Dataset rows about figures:
=== Section Start ===

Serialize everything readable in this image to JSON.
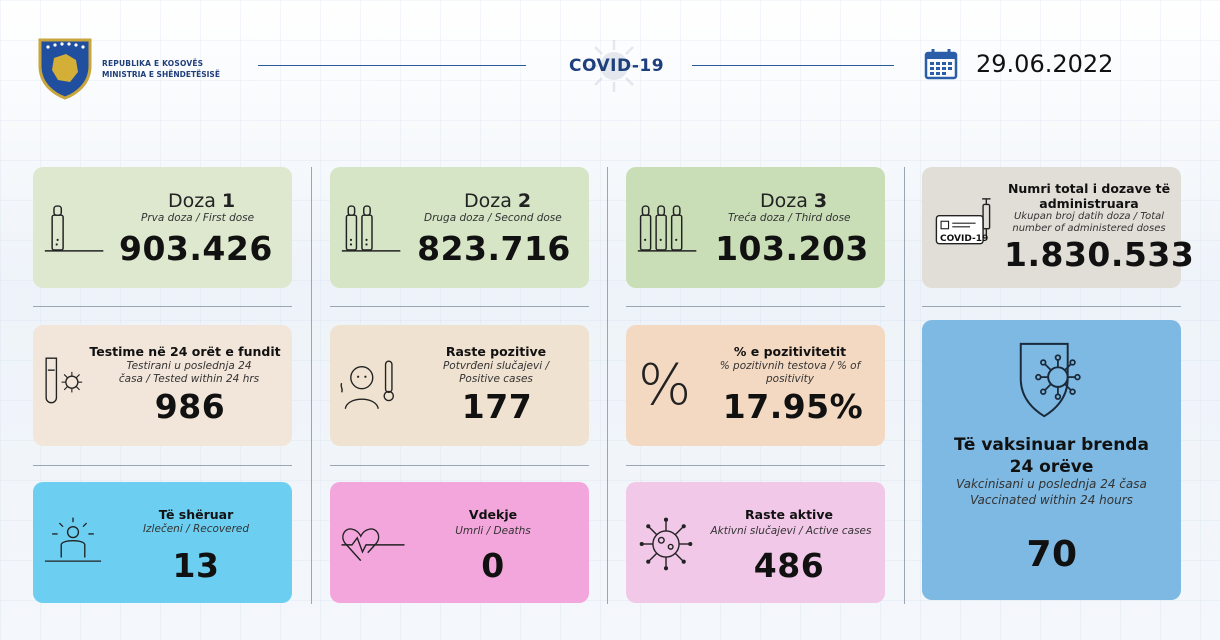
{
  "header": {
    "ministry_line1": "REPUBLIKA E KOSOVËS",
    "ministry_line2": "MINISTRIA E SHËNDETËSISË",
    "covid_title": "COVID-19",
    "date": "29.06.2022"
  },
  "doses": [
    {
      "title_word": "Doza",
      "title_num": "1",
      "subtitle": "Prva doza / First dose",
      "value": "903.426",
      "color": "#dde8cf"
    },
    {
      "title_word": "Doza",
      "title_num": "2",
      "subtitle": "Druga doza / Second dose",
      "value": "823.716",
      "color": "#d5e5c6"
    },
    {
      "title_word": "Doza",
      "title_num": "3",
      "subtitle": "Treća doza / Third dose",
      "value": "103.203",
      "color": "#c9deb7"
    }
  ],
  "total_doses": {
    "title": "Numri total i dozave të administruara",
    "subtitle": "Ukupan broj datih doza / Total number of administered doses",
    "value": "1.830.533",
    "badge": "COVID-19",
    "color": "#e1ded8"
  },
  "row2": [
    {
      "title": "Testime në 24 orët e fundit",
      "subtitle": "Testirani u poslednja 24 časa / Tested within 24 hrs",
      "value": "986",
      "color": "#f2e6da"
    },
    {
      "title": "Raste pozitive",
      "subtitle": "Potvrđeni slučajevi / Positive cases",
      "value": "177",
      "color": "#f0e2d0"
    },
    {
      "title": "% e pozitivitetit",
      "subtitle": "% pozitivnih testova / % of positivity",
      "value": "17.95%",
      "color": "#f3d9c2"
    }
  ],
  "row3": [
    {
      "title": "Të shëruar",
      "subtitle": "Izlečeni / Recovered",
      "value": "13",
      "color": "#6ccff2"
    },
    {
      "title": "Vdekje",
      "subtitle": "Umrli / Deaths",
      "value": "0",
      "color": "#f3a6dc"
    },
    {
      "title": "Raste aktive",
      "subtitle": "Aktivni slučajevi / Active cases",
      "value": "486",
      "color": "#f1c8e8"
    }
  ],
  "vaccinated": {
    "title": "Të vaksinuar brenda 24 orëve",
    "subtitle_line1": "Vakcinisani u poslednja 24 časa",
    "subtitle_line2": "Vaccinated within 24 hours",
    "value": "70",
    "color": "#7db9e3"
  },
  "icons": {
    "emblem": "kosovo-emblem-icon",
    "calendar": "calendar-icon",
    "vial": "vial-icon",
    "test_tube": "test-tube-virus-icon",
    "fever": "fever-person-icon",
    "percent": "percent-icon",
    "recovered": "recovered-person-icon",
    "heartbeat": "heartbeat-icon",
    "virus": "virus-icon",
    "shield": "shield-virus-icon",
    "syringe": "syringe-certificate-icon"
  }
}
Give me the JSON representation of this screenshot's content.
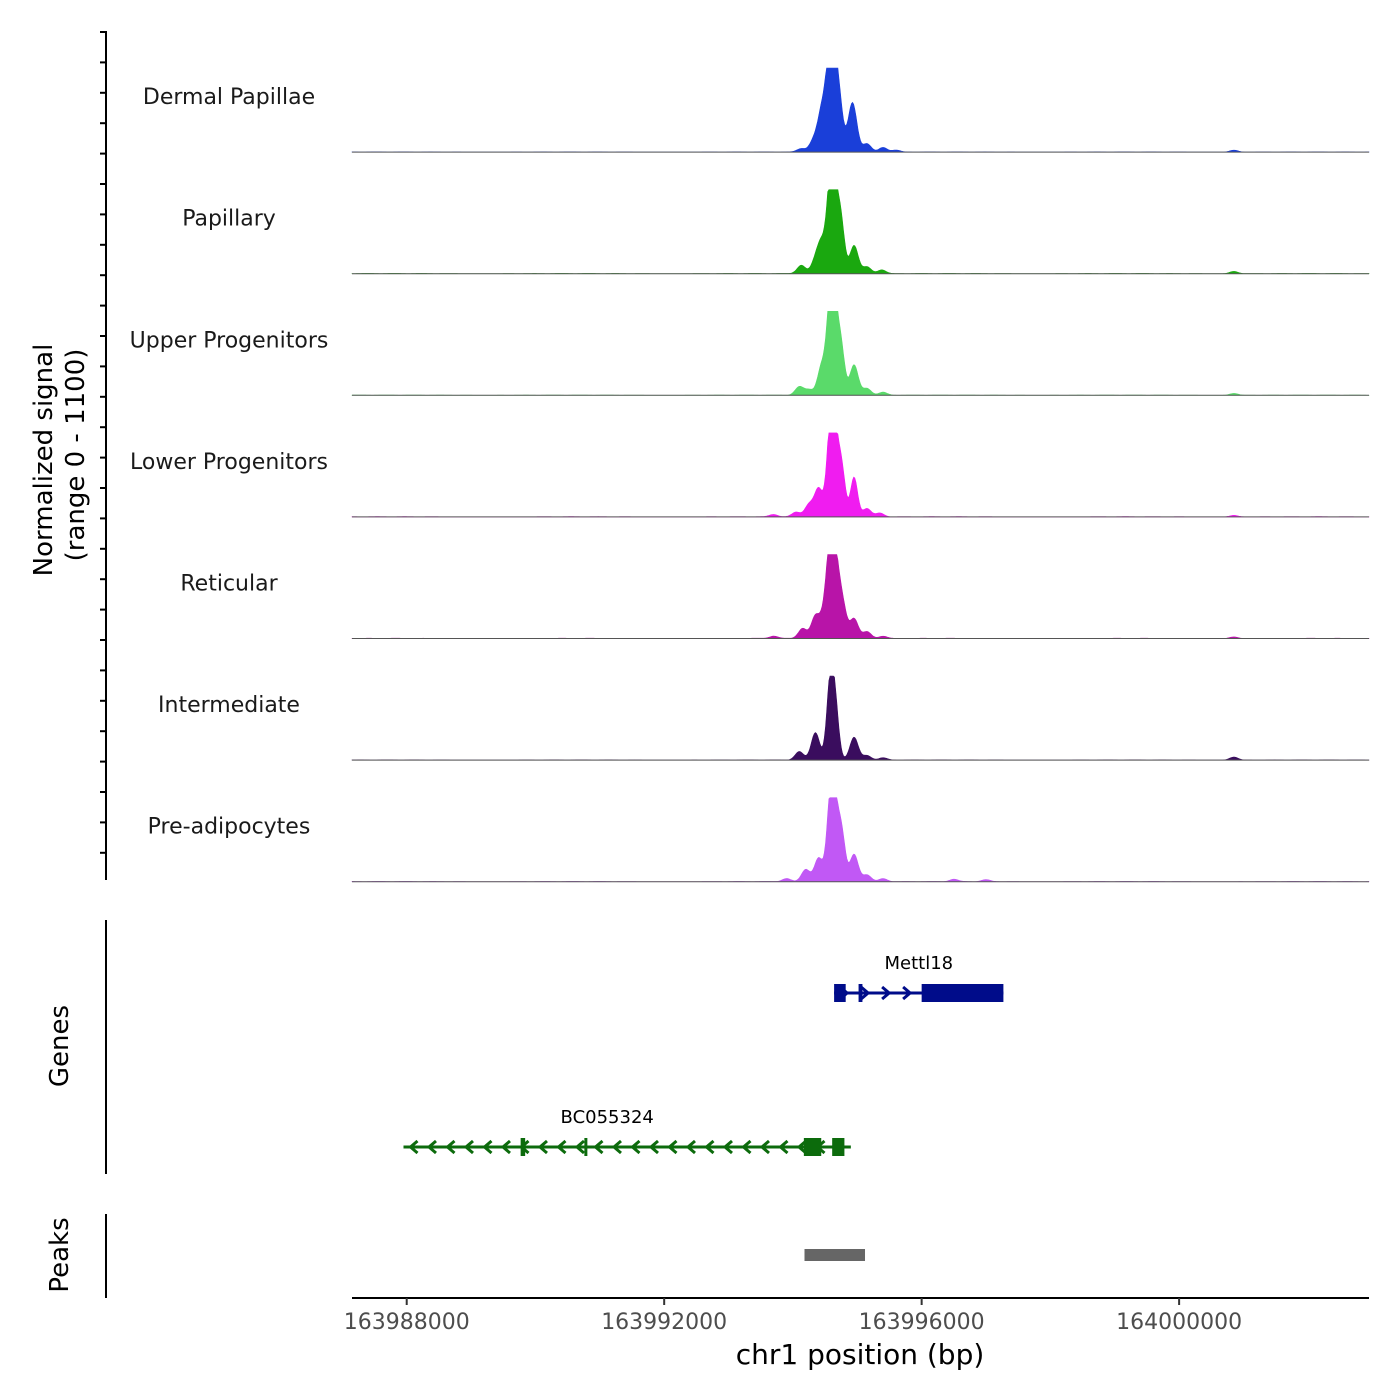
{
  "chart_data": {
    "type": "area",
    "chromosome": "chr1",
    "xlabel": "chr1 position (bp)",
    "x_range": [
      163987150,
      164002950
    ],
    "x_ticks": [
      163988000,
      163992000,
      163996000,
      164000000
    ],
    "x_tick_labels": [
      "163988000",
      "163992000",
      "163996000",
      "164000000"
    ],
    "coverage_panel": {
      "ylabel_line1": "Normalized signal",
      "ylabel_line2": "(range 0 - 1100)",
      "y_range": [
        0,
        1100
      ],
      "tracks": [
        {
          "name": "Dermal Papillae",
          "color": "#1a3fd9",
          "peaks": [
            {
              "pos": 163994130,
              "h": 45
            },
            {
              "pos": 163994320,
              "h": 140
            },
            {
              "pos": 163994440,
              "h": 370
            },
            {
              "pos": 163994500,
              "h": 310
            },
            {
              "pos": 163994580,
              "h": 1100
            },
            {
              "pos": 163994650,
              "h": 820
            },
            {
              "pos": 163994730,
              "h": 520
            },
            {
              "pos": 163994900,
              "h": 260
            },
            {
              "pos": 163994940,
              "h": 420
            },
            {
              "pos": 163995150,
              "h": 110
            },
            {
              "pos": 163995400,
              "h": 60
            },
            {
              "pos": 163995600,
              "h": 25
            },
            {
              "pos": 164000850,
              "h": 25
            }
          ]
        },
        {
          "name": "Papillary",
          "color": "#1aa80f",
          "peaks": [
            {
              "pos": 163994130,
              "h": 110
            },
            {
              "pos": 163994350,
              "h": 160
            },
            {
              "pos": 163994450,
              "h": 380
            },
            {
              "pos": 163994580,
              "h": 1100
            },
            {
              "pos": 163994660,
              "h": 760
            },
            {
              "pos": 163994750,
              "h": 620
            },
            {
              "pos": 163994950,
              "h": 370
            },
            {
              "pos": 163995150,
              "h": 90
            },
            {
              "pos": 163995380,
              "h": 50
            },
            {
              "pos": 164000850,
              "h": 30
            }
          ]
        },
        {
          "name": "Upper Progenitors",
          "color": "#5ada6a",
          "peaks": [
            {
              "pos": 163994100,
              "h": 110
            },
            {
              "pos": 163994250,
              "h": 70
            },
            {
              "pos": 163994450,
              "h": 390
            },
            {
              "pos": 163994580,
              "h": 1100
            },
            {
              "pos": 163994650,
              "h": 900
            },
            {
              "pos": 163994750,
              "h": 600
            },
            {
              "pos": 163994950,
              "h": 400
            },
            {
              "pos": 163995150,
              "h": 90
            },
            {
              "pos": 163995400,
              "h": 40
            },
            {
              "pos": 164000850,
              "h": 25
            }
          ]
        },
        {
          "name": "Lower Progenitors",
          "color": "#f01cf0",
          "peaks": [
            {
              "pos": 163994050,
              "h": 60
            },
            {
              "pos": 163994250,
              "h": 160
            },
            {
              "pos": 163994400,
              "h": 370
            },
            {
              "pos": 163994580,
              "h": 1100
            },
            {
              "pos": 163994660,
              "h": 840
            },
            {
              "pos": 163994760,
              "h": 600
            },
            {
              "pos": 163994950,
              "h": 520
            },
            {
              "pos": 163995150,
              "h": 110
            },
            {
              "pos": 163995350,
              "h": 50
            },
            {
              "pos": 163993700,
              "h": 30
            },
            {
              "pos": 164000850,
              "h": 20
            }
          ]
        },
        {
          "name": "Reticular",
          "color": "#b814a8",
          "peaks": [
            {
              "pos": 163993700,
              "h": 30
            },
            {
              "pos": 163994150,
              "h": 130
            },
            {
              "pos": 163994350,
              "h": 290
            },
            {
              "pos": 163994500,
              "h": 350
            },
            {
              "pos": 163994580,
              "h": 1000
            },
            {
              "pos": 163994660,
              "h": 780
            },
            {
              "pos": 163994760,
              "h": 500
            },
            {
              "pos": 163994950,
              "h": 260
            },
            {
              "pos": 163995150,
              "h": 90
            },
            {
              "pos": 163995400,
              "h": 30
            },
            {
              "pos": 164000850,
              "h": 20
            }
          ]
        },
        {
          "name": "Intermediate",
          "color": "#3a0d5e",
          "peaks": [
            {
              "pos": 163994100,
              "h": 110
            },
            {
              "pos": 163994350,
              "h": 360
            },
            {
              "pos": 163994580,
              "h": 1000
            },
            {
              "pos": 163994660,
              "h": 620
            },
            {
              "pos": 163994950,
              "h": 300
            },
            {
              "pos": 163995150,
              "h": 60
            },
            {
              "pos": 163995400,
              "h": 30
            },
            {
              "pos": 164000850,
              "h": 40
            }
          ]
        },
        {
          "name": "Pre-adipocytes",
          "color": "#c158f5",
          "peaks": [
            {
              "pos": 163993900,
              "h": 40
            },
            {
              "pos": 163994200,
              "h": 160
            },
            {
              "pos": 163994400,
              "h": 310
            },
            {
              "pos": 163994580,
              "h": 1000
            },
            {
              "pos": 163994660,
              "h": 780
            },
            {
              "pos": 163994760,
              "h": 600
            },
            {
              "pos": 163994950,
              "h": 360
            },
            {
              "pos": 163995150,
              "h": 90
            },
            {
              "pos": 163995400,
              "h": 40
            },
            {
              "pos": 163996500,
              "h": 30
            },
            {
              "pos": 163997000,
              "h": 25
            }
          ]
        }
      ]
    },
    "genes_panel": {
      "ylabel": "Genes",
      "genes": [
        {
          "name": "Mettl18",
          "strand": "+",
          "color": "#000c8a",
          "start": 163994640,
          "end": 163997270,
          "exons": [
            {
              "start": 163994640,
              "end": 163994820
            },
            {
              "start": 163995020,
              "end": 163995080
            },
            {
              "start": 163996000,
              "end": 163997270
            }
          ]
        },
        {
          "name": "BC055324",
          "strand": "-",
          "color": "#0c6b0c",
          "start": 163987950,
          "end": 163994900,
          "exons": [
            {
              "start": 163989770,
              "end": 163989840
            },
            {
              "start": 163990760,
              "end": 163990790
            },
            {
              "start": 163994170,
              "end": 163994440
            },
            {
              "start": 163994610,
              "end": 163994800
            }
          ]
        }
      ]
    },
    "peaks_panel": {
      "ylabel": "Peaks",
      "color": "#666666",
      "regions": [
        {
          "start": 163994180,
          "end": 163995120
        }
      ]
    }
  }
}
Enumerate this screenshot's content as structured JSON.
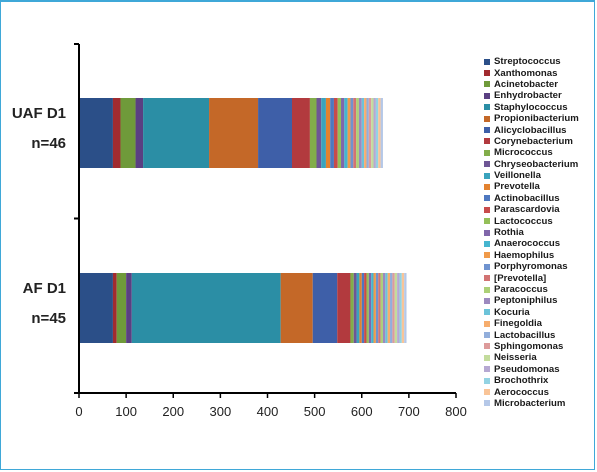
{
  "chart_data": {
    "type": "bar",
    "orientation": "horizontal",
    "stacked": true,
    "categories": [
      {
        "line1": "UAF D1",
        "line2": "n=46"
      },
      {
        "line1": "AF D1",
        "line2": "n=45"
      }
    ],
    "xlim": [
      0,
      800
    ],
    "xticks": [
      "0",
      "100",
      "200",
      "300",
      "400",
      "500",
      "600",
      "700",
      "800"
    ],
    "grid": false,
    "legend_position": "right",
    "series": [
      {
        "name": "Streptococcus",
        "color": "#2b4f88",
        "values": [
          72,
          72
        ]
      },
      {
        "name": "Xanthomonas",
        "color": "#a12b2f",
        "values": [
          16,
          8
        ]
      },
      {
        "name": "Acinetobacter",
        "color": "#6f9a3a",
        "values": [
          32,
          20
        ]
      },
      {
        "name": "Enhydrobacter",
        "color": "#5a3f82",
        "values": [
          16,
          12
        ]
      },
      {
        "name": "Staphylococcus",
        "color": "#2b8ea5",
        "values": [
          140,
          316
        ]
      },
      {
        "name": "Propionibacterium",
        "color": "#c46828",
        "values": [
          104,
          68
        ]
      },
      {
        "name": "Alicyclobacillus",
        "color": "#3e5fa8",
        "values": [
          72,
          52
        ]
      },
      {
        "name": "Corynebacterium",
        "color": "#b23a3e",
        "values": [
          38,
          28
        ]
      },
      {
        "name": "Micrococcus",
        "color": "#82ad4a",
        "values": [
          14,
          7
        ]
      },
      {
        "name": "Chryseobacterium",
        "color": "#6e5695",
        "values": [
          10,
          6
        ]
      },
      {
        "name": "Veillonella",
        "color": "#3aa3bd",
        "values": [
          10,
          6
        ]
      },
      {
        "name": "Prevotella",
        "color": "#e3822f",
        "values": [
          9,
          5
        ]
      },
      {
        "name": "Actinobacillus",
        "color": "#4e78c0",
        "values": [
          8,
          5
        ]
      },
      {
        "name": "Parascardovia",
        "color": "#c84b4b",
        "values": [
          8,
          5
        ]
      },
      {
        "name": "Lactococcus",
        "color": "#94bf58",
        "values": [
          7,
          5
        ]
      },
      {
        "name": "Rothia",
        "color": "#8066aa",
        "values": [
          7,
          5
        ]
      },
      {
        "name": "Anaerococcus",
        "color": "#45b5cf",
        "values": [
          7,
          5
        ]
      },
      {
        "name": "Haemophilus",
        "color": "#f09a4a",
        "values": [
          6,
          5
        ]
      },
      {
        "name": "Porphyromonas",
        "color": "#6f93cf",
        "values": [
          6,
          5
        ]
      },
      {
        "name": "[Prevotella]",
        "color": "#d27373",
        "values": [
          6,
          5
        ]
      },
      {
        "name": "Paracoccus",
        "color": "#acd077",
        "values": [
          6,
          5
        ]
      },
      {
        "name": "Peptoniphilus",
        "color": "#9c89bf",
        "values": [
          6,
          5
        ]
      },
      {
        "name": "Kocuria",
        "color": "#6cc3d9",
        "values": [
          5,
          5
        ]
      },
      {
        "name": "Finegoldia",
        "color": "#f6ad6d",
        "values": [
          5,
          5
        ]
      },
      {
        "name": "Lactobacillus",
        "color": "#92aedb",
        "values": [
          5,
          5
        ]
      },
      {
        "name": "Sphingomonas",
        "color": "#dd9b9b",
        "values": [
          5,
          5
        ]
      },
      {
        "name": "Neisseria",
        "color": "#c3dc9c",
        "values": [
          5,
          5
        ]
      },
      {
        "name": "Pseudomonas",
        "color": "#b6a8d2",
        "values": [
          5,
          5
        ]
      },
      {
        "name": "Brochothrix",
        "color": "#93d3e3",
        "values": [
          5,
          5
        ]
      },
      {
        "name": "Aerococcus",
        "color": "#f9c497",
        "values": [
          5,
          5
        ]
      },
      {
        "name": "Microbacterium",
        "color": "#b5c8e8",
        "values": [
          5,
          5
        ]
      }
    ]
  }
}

=== Section End ===

Work task
Determine how many lines of the data above contain the string "person", and answer with the number only.

Task solution
2